[Records about charts and figures]
-*-
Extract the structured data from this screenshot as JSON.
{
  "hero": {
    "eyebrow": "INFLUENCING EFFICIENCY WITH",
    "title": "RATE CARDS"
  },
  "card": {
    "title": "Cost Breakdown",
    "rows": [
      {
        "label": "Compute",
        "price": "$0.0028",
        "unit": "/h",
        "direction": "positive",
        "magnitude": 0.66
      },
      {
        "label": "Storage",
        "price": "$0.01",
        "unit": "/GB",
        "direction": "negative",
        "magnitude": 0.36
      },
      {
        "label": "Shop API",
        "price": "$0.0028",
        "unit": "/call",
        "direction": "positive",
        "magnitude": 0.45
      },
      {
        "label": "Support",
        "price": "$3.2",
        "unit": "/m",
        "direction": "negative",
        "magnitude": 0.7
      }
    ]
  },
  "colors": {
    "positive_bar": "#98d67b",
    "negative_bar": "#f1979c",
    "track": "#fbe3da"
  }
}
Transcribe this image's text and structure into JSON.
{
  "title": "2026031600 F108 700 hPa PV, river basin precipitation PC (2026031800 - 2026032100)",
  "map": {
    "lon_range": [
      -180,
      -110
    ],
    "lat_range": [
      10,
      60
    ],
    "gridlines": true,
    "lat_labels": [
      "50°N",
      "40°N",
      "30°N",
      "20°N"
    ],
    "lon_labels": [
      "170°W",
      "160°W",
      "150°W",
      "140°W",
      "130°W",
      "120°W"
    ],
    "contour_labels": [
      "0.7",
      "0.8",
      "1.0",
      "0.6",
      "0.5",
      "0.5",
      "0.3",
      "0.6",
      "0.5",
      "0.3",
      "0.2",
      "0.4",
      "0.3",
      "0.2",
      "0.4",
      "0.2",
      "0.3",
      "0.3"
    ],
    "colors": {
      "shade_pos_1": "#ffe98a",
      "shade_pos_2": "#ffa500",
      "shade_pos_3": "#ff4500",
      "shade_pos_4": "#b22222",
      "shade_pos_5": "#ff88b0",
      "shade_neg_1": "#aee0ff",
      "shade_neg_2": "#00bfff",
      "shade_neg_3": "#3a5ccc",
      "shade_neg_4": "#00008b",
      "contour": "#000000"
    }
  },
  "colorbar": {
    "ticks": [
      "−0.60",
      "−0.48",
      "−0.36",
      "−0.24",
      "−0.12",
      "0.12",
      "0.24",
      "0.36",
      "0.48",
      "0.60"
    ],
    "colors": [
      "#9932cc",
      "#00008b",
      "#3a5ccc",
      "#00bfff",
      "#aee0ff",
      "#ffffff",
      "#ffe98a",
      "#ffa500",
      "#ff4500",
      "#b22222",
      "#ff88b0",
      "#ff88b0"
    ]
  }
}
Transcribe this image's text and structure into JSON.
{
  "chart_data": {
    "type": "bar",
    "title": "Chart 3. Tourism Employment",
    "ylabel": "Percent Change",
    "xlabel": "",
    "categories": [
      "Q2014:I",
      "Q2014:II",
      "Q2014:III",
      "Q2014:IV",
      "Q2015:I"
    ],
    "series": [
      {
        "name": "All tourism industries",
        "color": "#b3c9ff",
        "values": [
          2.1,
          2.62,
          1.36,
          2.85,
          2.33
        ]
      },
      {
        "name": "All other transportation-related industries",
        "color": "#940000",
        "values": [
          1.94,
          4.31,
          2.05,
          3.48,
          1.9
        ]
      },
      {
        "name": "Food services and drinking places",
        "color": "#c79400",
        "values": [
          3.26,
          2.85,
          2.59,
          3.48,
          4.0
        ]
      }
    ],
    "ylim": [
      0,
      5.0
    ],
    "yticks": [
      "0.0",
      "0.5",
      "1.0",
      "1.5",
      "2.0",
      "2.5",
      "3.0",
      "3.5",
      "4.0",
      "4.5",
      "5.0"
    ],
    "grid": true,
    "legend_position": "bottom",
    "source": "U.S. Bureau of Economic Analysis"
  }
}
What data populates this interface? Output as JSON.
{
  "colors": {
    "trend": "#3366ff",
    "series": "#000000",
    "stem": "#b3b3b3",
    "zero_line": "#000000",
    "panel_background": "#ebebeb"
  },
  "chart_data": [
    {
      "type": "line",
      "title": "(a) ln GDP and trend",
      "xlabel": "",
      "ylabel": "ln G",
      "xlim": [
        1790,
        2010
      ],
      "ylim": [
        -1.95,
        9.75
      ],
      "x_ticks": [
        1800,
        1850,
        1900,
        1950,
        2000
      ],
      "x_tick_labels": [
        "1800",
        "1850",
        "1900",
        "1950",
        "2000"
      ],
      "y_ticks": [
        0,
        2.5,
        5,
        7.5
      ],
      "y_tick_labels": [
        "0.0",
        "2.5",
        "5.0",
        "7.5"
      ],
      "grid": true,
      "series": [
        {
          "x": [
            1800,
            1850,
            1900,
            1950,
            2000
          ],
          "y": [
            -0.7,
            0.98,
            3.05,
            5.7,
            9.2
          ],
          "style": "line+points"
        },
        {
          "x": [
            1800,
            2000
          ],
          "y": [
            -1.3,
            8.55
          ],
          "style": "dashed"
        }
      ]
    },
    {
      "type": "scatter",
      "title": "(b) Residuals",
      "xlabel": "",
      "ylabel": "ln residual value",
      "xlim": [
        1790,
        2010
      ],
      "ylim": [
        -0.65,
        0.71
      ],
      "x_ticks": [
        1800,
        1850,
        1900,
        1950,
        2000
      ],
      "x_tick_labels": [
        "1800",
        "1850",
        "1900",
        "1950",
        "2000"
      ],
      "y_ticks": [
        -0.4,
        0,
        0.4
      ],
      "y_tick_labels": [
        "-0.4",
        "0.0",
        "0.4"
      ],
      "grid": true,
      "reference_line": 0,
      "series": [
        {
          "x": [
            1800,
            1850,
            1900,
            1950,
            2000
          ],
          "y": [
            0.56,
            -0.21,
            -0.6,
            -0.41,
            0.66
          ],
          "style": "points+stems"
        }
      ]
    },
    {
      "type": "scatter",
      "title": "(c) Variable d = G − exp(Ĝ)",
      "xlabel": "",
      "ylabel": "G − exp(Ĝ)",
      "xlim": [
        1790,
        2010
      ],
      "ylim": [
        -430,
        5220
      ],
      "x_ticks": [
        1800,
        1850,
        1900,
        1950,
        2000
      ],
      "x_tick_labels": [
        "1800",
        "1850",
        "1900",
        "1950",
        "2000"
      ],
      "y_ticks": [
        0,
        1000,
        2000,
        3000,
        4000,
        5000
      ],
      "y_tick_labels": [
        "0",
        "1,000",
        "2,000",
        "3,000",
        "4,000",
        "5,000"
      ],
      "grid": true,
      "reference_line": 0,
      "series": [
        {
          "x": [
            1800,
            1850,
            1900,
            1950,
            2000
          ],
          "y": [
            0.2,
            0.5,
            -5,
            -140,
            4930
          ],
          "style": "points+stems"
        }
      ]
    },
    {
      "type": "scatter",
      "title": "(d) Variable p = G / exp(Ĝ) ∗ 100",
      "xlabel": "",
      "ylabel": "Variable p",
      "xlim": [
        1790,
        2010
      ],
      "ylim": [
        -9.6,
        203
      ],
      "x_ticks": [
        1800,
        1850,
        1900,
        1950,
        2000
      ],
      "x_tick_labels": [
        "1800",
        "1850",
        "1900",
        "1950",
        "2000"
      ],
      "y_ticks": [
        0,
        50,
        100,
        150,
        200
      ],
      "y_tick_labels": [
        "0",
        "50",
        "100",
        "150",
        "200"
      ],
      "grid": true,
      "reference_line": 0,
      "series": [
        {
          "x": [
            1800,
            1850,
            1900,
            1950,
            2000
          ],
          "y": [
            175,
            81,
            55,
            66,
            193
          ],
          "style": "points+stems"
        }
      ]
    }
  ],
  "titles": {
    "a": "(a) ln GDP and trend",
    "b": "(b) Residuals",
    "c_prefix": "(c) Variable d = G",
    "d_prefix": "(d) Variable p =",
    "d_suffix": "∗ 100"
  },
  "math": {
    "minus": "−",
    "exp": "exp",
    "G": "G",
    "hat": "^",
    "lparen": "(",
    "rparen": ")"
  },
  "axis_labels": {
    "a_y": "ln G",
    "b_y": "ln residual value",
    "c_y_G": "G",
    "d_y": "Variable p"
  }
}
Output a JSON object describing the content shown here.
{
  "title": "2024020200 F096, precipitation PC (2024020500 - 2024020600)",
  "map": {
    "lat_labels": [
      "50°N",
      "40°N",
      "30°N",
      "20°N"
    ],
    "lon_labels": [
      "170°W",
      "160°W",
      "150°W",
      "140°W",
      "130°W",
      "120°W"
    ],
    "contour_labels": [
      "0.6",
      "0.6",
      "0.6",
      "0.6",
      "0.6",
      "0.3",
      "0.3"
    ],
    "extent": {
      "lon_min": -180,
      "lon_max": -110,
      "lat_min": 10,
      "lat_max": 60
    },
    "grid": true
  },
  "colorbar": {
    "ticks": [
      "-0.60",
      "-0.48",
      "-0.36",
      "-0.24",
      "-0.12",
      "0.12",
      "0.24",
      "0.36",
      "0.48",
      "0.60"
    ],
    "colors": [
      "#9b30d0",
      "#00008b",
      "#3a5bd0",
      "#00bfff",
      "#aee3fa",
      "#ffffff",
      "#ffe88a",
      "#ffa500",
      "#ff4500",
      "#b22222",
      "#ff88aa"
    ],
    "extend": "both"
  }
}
-*-
Problem to solve – Count how many lines in the data contain the word "precipitation", giving the number without comment.

Output of the task – 2